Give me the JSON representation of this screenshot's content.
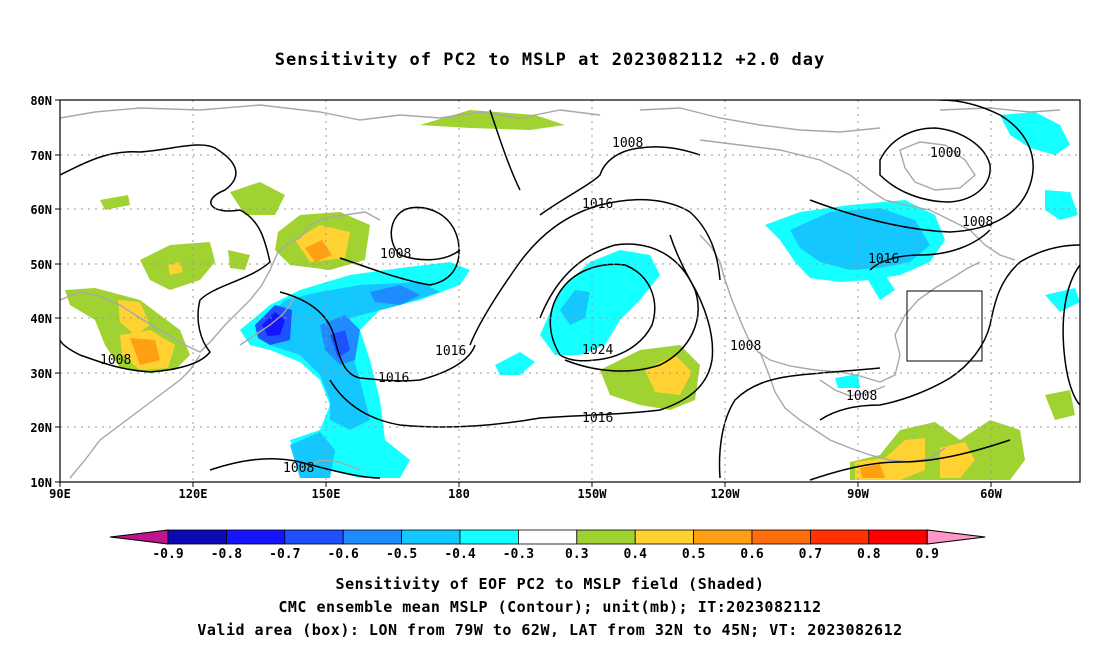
{
  "title": "Sensitivity of PC2 to MSLP at 2023082112 +2.0 day",
  "map": {
    "lat_labels": [
      "80N",
      "70N",
      "60N",
      "50N",
      "40N",
      "30N",
      "20N",
      "10N"
    ],
    "lon_labels": [
      "90E",
      "120E",
      "150E",
      "180",
      "150W",
      "120W",
      "90W",
      "60W"
    ],
    "contour_labels": [
      "1008",
      "1000",
      "1008",
      "1016",
      "1008",
      "1016",
      "1024",
      "1016",
      "1016",
      "1008",
      "1016",
      "1008",
      "1008",
      "1008"
    ],
    "colors": {
      "coast": "#a8a8a8",
      "contour": "#000000",
      "grid": "#999999"
    }
  },
  "colorbar": {
    "labels": [
      "-0.9",
      "-0.8",
      "-0.7",
      "-0.6",
      "-0.5",
      "-0.4",
      "-0.3",
      "0.3",
      "0.4",
      "0.5",
      "0.6",
      "0.7",
      "0.8",
      "0.9"
    ],
    "colors": [
      "#c0148c",
      "#0a0ab4",
      "#1414ff",
      "#1e50ff",
      "#1e8cff",
      "#14c8ff",
      "#14ffff",
      "#ffffff",
      "#a0d232",
      "#ffd232",
      "#ffa014",
      "#ff6e0a",
      "#ff3200",
      "#ff0000",
      "#ff96c8"
    ]
  },
  "footer": {
    "line1": "Sensitivity of EOF PC2 to MSLP field (Shaded)",
    "line2": "CMC ensemble mean MSLP (Contour); unit(mb); IT:2023082112",
    "line3": "Valid area (box): LON from 79W to 62W, LAT from 32N to 45N; VT: 2023082612"
  }
}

EXERCISE INSTRUCTIONS »
Any pictures should be dropped; transcribe the rest of the records above exactly.

FINAL RESULT »
Give me the JSON representation of this screenshot's content.
{
  "title": "Sensitivity of PC2 to MSLP at 2023082112 +2.0 day",
  "map": {
    "lat_labels": [
      "80N",
      "70N",
      "60N",
      "50N",
      "40N",
      "30N",
      "20N",
      "10N"
    ],
    "lon_labels": [
      "90E",
      "120E",
      "150E",
      "180",
      "150W",
      "120W",
      "90W",
      "60W"
    ],
    "contour_labels": [
      "1008",
      "1000",
      "1008",
      "1016",
      "1008",
      "1016",
      "1024",
      "1016",
      "1016",
      "1008",
      "1016",
      "1008",
      "1008",
      "1008"
    ],
    "colors": {
      "coast": "#a8a8a8",
      "contour": "#000000",
      "grid": "#999999"
    }
  },
  "colorbar": {
    "labels": [
      "-0.9",
      "-0.8",
      "-0.7",
      "-0.6",
      "-0.5",
      "-0.4",
      "-0.3",
      "0.3",
      "0.4",
      "0.5",
      "0.6",
      "0.7",
      "0.8",
      "0.9"
    ],
    "colors": [
      "#c0148c",
      "#0a0ab4",
      "#1414ff",
      "#1e50ff",
      "#1e8cff",
      "#14c8ff",
      "#14ffff",
      "#ffffff",
      "#a0d232",
      "#ffd232",
      "#ffa014",
      "#ff6e0a",
      "#ff3200",
      "#ff0000",
      "#ff96c8"
    ]
  },
  "footer": {
    "line1": "Sensitivity of EOF PC2 to MSLP field (Shaded)",
    "line2": "CMC ensemble mean MSLP (Contour); unit(mb); IT:2023082112",
    "line3": "Valid area (box): LON from 79W to 62W, LAT from 32N to 45N; VT: 2023082612"
  }
}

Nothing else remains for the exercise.